▸ **What to do**: Output all lines exactly.
[Start Given data]
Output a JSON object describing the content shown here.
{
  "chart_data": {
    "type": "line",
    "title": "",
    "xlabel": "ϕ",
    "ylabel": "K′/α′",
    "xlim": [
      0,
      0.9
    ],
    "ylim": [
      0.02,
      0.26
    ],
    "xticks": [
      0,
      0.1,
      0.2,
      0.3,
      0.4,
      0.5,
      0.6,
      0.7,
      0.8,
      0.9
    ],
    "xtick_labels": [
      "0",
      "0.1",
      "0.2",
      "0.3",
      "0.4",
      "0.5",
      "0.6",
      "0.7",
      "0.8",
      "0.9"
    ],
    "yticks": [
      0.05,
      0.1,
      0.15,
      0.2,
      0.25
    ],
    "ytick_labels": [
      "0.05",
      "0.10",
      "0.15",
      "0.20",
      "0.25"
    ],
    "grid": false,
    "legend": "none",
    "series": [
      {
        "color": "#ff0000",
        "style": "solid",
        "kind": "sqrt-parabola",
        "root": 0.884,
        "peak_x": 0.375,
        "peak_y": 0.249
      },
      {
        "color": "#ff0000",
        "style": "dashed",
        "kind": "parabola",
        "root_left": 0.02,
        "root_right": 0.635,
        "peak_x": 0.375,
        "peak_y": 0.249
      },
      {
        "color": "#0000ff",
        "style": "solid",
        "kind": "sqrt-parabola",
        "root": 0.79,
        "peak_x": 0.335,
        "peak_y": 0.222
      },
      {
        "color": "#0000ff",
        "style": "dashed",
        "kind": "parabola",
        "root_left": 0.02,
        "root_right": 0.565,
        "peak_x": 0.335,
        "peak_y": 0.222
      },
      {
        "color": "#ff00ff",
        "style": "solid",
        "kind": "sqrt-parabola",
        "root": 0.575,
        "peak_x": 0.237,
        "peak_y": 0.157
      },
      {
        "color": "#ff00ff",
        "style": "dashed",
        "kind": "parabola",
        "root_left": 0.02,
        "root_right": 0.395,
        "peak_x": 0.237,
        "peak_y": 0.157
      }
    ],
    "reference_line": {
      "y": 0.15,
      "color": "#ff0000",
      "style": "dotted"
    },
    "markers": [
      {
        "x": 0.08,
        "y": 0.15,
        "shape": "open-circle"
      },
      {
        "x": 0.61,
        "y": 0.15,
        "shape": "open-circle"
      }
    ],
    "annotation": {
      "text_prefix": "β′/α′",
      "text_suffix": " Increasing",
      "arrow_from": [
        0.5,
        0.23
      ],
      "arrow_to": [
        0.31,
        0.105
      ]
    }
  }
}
[End Given data]
▸ **Solution for this task**:
Output a JSON object describing the content shown here.
{
  "chart_data": {
    "type": "line",
    "title": "",
    "xlabel": "ϕ",
    "ylabel": "K′/α′",
    "xlim": [
      0,
      0.9
    ],
    "ylim": [
      0.02,
      0.26
    ],
    "xticks": [
      0,
      0.1,
      0.2,
      0.3,
      0.4,
      0.5,
      0.6,
      0.7,
      0.8,
      0.9
    ],
    "xtick_labels": [
      "0",
      "0.1",
      "0.2",
      "0.3",
      "0.4",
      "0.5",
      "0.6",
      "0.7",
      "0.8",
      "0.9"
    ],
    "yticks": [
      0.05,
      0.1,
      0.15,
      0.2,
      0.25
    ],
    "ytick_labels": [
      "0.05",
      "0.10",
      "0.15",
      "0.20",
      "0.25"
    ],
    "grid": false,
    "legend": "none",
    "series": [
      {
        "color": "#ff0000",
        "style": "solid",
        "kind": "sqrt-parabola",
        "root": 0.884,
        "peak_x": 0.375,
        "peak_y": 0.249
      },
      {
        "color": "#ff0000",
        "style": "dashed",
        "kind": "parabola",
        "root_left": 0.02,
        "root_right": 0.635,
        "peak_x": 0.375,
        "peak_y": 0.249
      },
      {
        "color": "#0000ff",
        "style": "solid",
        "kind": "sqrt-parabola",
        "root": 0.79,
        "peak_x": 0.335,
        "peak_y": 0.222
      },
      {
        "color": "#0000ff",
        "style": "dashed",
        "kind": "parabola",
        "root_left": 0.02,
        "root_right": 0.565,
        "peak_x": 0.335,
        "peak_y": 0.222
      },
      {
        "color": "#ff00ff",
        "style": "solid",
        "kind": "sqrt-parabola",
        "root": 0.575,
        "peak_x": 0.237,
        "peak_y": 0.157
      },
      {
        "color": "#ff00ff",
        "style": "dashed",
        "kind": "parabola",
        "root_left": 0.02,
        "root_right": 0.395,
        "peak_x": 0.237,
        "peak_y": 0.157
      }
    ],
    "reference_line": {
      "y": 0.15,
      "color": "#ff0000",
      "style": "dotted"
    },
    "markers": [
      {
        "x": 0.08,
        "y": 0.15,
        "shape": "open-circle"
      },
      {
        "x": 0.61,
        "y": 0.15,
        "shape": "open-circle"
      }
    ],
    "annotation": {
      "text_prefix": "β′/α′",
      "text_suffix": " Increasing",
      "arrow_from": [
        0.5,
        0.23
      ],
      "arrow_to": [
        0.31,
        0.105
      ]
    }
  }
}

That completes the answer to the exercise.